* Check your understanding *
A) In the MotorStorm text, name every type of vehicle that players control in the game.
B) Write the next passage of the MotorStorm text, picking up after its final sentence.

* Text shown *
· · ·
MotorStorm is a 2006 racing video game developed by Evolution Studios and published by Sony Computer Entertainment for the Sony PlayStation 3 computer entertainment system. Announced at E3 2005, the game was released in Japan on 14 December 2006 and worldwide in March 2007. MotorStorm has sold over 3 million copies. Two sequels were made, MotorStorm: Pacific Rift in 2008, and MotorStorm: Apocalypse in 2011. Another game was also created, MotorStorm: Arctic Edge, for the PlayStation 2 and PlayStation Portable. As of January 2012, the online multiplayer servers for the game have been permanently shut down.

Gameplay
The events of the game take place at the fictional MotorStorm Festival in Monument Valley. The objective of the game is to win a series of off-road races and to be the overall winner of the Festival. MotorStorm holds the Guinness World Record for the biggest variety of vehicles in a racing game - players are in control of seven different types of vehicles throughout the game: bikes, ATVs, buggies, rally cars, racing trucks, mudpluggers and big rigs. Each vehicle has its own strengths and weaknesses. For example, dirt bikes are capable of accelerating very fast and capable of maneuvering through tight spaces, but they are also easily damaged, and only reach mediocre top speeds. On the other hand, big rigs have great durability, medium speed, but poor acceleration and handling.

Each race requires the player to choose a particular vehicle type and often race against many of the other vehicles. Every track has many different ways of getting through it, each catering to a specific class of vehicle thereby making the racing field more even. The events in the game occur in real-time, such as the mud effects, tire marks, and crashes (for example, if a car loses a wheel, it will remain where it lands for the duration of the race). Each track is filled with a variety of jumps, bumps, cliffs, ledges, mud pits, parts from other cars, and other obstacles. Races are generally three-lap events with two to fifteen racers. There are nine playable tracks in the game with a further four, which were available to purchase as downloadable content through the PlayStation Store.

Tracks experience real-time deformation, which means each lap is different from the last; obstacles and other elements that are displaced from their original position will remain that way unless disturbed again. Larger vehicles can create large holes or leave ruts that can easily upset smaller, lighter vehicles, and every vehicle responds in different ways to different track environments. Vehicles like big rigs and mudpluggers get excellent traction in mud, whereas lighter vehicles like dirt bikes and ATVs will slip and slide.

Nitrous boost plays a large part in MotorStorm and is used to either catch up to opponents or pull away from them. Players must keep an eye on their boost meter, which shows how hot the car's engine is. The longer the boost is held, the hotter the engine becomes. If the boost is held when the engine reaches its critical temperature, it will explode. Since explosions resulting from the boost typically rocket the player's vehicle forward, they can be used to edge out another racer across the finish line. This can be very useful when behind, although this does not work all of the time if the AI opponent gains the upper hand.
· · ·
[Document layout detection data]
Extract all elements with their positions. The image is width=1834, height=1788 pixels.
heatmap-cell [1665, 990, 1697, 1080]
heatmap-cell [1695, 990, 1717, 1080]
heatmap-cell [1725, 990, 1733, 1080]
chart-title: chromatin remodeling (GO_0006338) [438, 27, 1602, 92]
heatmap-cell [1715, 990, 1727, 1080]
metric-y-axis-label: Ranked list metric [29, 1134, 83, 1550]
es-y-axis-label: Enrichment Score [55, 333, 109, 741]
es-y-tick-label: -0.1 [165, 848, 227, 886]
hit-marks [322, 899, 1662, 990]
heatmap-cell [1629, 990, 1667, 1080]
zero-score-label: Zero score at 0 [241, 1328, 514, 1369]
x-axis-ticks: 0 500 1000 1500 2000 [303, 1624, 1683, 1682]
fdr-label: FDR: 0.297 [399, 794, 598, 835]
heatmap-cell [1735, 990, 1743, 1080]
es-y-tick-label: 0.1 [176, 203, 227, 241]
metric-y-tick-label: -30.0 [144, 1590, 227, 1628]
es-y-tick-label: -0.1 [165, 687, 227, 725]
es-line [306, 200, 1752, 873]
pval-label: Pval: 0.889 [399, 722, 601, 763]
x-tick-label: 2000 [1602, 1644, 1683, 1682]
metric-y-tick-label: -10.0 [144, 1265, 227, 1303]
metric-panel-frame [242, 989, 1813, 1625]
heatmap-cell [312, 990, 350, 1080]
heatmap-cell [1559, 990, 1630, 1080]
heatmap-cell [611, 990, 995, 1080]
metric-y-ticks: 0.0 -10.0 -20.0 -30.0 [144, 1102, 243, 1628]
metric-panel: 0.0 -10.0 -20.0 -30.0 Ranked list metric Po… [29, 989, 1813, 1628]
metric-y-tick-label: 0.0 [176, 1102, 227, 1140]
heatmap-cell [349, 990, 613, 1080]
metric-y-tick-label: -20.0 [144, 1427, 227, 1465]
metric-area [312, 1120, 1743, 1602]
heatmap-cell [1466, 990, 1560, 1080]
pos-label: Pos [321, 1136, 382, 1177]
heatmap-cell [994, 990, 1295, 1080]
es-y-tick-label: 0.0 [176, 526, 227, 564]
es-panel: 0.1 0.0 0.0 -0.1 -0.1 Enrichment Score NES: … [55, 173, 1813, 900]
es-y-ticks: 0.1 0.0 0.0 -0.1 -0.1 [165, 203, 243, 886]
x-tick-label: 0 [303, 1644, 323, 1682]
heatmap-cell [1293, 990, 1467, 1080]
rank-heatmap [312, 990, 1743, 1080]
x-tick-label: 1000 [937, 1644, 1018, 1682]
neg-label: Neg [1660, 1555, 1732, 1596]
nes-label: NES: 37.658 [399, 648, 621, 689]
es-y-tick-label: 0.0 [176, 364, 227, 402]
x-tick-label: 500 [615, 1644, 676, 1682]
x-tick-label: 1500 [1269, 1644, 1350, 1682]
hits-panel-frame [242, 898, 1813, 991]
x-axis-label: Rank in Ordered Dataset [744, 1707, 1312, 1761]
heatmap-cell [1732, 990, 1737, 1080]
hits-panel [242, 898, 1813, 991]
· · ·
* Replies *
A) Bikes, ATVs, buggies, rally cars, racing trucks, mudpluggers and big rigs.

B)
In online play, Catch-up mode can be enabled. This means the leader of a race has less boost than everyone else, allowing players further back in the field to "catch-up". If the leader changes, so does the racer with less boost. This makes using boost for the leader a technical task, in theory they should only use it when necessary, and relying on their individual driving skills to win them the race.

Development

E3 video footage

Early details released by Sony and Evolution Studios show high-quality rendered video sequences. Many gaming enthusiasts and members of the press became sceptical as to the source of the material shown, with most people suspecting the footage to be pre-rendered as opposed to real-time in-game footage.

In March 2006, shortly following the Game Developers Conference, leaked footage of a tech demo was spread across the Internet on sites such as YouTube. The demo showed a yellow buggy and a motorbike both cutting through mud, as well as splashing the mud onto a white truck, and showed violent crashes, such as a bike landing on a purple rally car, causing it to spin out, and a white mud plugger ramming through the yellow buggy, causing it to get crushed by rolling over and crossing through flames and crashing into the guardrail. Being a technical demo, it did not show any gameplay aspects or whether the final game would reach the standard of the E3 2005 video. Sony representative Phil Harrison said it would make an appearance at E3 2006, which eventually did, although it missed the first day of the expo due to the show versions being completed and uploaded to LA that day. The build at the show was only 50% complete but still showed some effects such as motion blur and track deformation.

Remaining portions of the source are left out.